Produce a word-for-word copy of the listing below without its pictures.

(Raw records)
_ _ _ _ _

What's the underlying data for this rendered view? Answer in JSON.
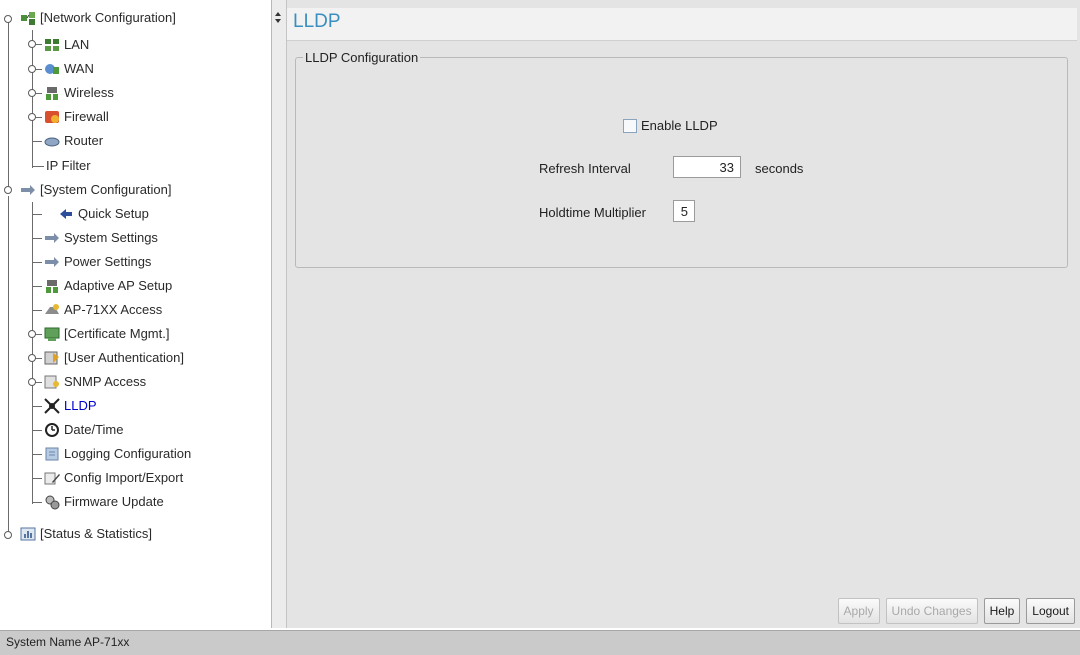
{
  "tree": {
    "nodes": [
      {
        "label": "[Network Configuration]",
        "icon": "network-config-icon"
      },
      {
        "label": "LAN",
        "icon": "lan-icon"
      },
      {
        "label": "WAN",
        "icon": "wan-icon"
      },
      {
        "label": "Wireless",
        "icon": "wireless-icon"
      },
      {
        "label": "Firewall",
        "icon": "firewall-icon"
      },
      {
        "label": "Router",
        "icon": "router-icon"
      },
      {
        "label": "IP Filter",
        "icon": ""
      },
      {
        "label": "[System Configuration]",
        "icon": "system-config-icon"
      },
      {
        "label": "Quick Setup",
        "icon": "quick-setup-icon"
      },
      {
        "label": "System Settings",
        "icon": "system-settings-icon"
      },
      {
        "label": "Power Settings",
        "icon": "power-settings-icon"
      },
      {
        "label": "Adaptive AP Setup",
        "icon": "adaptive-ap-icon"
      },
      {
        "label": "AP-71XX Access",
        "icon": "ap-access-icon"
      },
      {
        "label": "[Certificate Mgmt.]",
        "icon": "certificate-icon"
      },
      {
        "label": "[User Authentication]",
        "icon": "user-auth-icon"
      },
      {
        "label": "SNMP Access",
        "icon": "snmp-icon"
      },
      {
        "label": "LLDP",
        "icon": "lldp-icon"
      },
      {
        "label": "Date/Time",
        "icon": "clock-icon"
      },
      {
        "label": "Logging Configuration",
        "icon": "logging-icon"
      },
      {
        "label": "Config Import/Export",
        "icon": "config-import-icon"
      },
      {
        "label": "Firmware Update",
        "icon": "firmware-icon"
      },
      {
        "label": "[Status & Statistics]",
        "icon": "status-stats-icon"
      }
    ],
    "selected": "LLDP"
  },
  "main": {
    "title": "LLDP",
    "group_title": "LLDP Configuration",
    "enable_lldp": {
      "label": "Enable LLDP",
      "checked": false
    },
    "refresh_interval": {
      "label": "Refresh Interval",
      "value": "33",
      "unit": "seconds"
    },
    "holdtime_multiplier": {
      "label": "Holdtime Multiplier",
      "value": "5"
    }
  },
  "buttons": {
    "apply": "Apply",
    "undo": "Undo Changes",
    "help": "Help",
    "logout": "Logout"
  },
  "statusbar": {
    "text": "System Name AP-71xx"
  },
  "colors": {
    "title_blue": "#3a8ec0",
    "panel_bg": "#e4e4e4"
  }
}
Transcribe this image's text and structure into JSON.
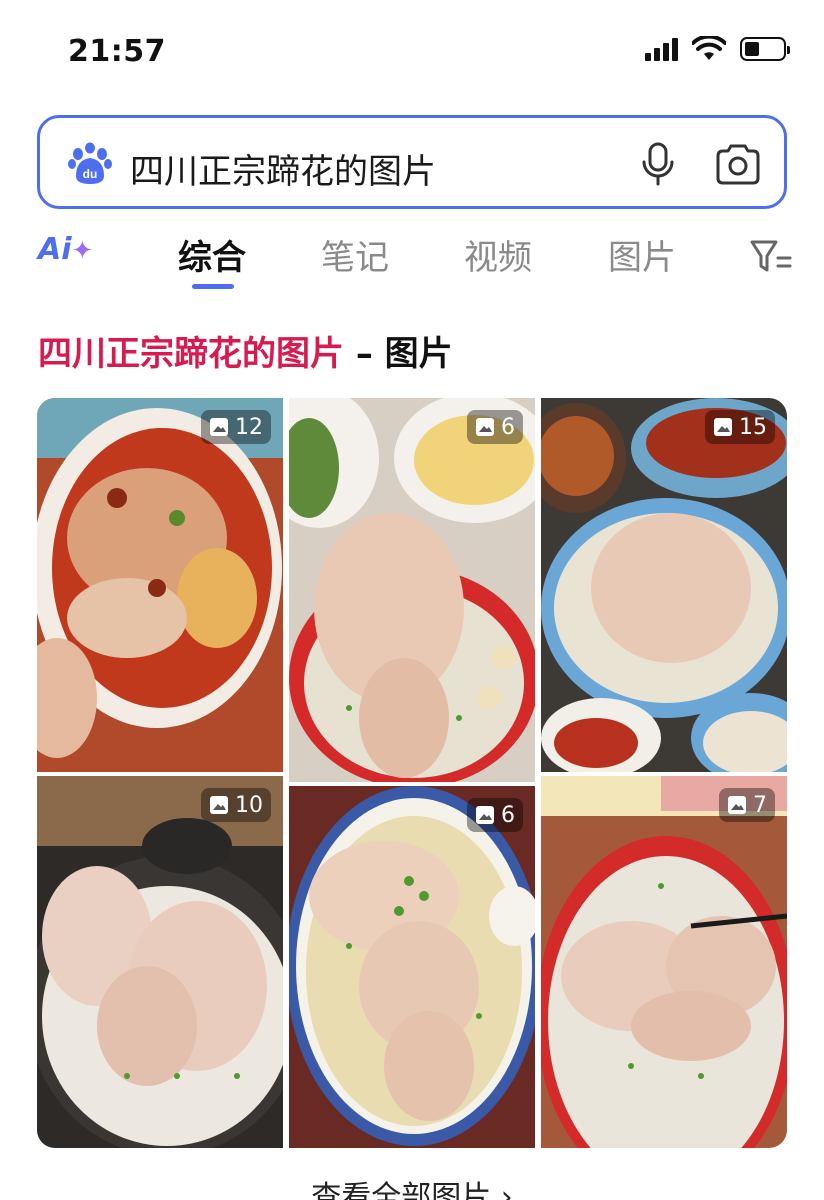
{
  "status_bar": {
    "time": "21:57",
    "battery_level": 0.4
  },
  "search": {
    "query": "四川正宗蹄花的图片",
    "logo_text": "du"
  },
  "tabs": {
    "ai_label": "Ai",
    "items": [
      {
        "label": "综合",
        "active": true
      },
      {
        "label": "笔记",
        "active": false
      },
      {
        "label": "视频",
        "active": false
      },
      {
        "label": "图片",
        "active": false
      }
    ]
  },
  "section": {
    "query_text": "四川正宗蹄花的图片",
    "suffix": " – 图片"
  },
  "images": [
    {
      "count": "12"
    },
    {
      "count": "6"
    },
    {
      "count": "15"
    },
    {
      "count": "10"
    },
    {
      "count": "6"
    },
    {
      "count": "7"
    }
  ],
  "see_all": {
    "label": "查看全部图片 ›"
  },
  "colors": {
    "accent": "#4e6ef2",
    "query_red": "#d91a4e"
  }
}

_ _ _ _ _

**RESPONSE:**
What's the underlying data for this rendered view? Answer in JSON.
{
  "tree": {
    "nodes": [
      {
        "label": "[Network Configuration]",
        "icon": "network-config-icon"
      },
      {
        "label": "LAN",
        "icon": "lan-icon"
      },
      {
        "label": "WAN",
        "icon": "wan-icon"
      },
      {
        "label": "Wireless",
        "icon": "wireless-icon"
      },
      {
        "label": "Firewall",
        "icon": "firewall-icon"
      },
      {
        "label": "Router",
        "icon": "router-icon"
      },
      {
        "label": "IP Filter",
        "icon": ""
      },
      {
        "label": "[System Configuration]",
        "icon": "system-config-icon"
      },
      {
        "label": "Quick Setup",
        "icon": "quick-setup-icon"
      },
      {
        "label": "System Settings",
        "icon": "system-settings-icon"
      },
      {
        "label": "Power Settings",
        "icon": "power-settings-icon"
      },
      {
        "label": "Adaptive AP Setup",
        "icon": "adaptive-ap-icon"
      },
      {
        "label": "AP-71XX Access",
        "icon": "ap-access-icon"
      },
      {
        "label": "[Certificate Mgmt.]",
        "icon": "certificate-icon"
      },
      {
        "label": "[User Authentication]",
        "icon": "user-auth-icon"
      },
      {
        "label": "SNMP Access",
        "icon": "snmp-icon"
      },
      {
        "label": "LLDP",
        "icon": "lldp-icon"
      },
      {
        "label": "Date/Time",
        "icon": "clock-icon"
      },
      {
        "label": "Logging Configuration",
        "icon": "logging-icon"
      },
      {
        "label": "Config Import/Export",
        "icon": "config-import-icon"
      },
      {
        "label": "Firmware Update",
        "icon": "firmware-icon"
      },
      {
        "label": "[Status & Statistics]",
        "icon": "status-stats-icon"
      }
    ],
    "selected": "LLDP"
  },
  "main": {
    "title": "LLDP",
    "group_title": "LLDP Configuration",
    "enable_lldp": {
      "label": "Enable LLDP",
      "checked": false
    },
    "refresh_interval": {
      "label": "Refresh Interval",
      "value": "33",
      "unit": "seconds"
    },
    "holdtime_multiplier": {
      "label": "Holdtime Multiplier",
      "value": "5"
    }
  },
  "buttons": {
    "apply": "Apply",
    "undo": "Undo Changes",
    "help": "Help",
    "logout": "Logout"
  },
  "statusbar": {
    "text": "System Name AP-71xx"
  },
  "colors": {
    "title_blue": "#3a8ec0",
    "panel_bg": "#e4e4e4"
  }
}
Transcribe this image's text and structure into JSON.
{
  "status_bar": {
    "time": "21:57",
    "battery_level": 0.4
  },
  "search": {
    "query": "四川正宗蹄花的图片",
    "logo_text": "du"
  },
  "tabs": {
    "ai_label": "Ai",
    "items": [
      {
        "label": "综合",
        "active": true
      },
      {
        "label": "笔记",
        "active": false
      },
      {
        "label": "视频",
        "active": false
      },
      {
        "label": "图片",
        "active": false
      }
    ]
  },
  "section": {
    "query_text": "四川正宗蹄花的图片",
    "suffix": " – 图片"
  },
  "images": [
    {
      "count": "12"
    },
    {
      "count": "6"
    },
    {
      "count": "15"
    },
    {
      "count": "10"
    },
    {
      "count": "6"
    },
    {
      "count": "7"
    }
  ],
  "see_all": {
    "label": "查看全部图片 ›"
  },
  "colors": {
    "accent": "#4e6ef2",
    "query_red": "#d91a4e"
  }
}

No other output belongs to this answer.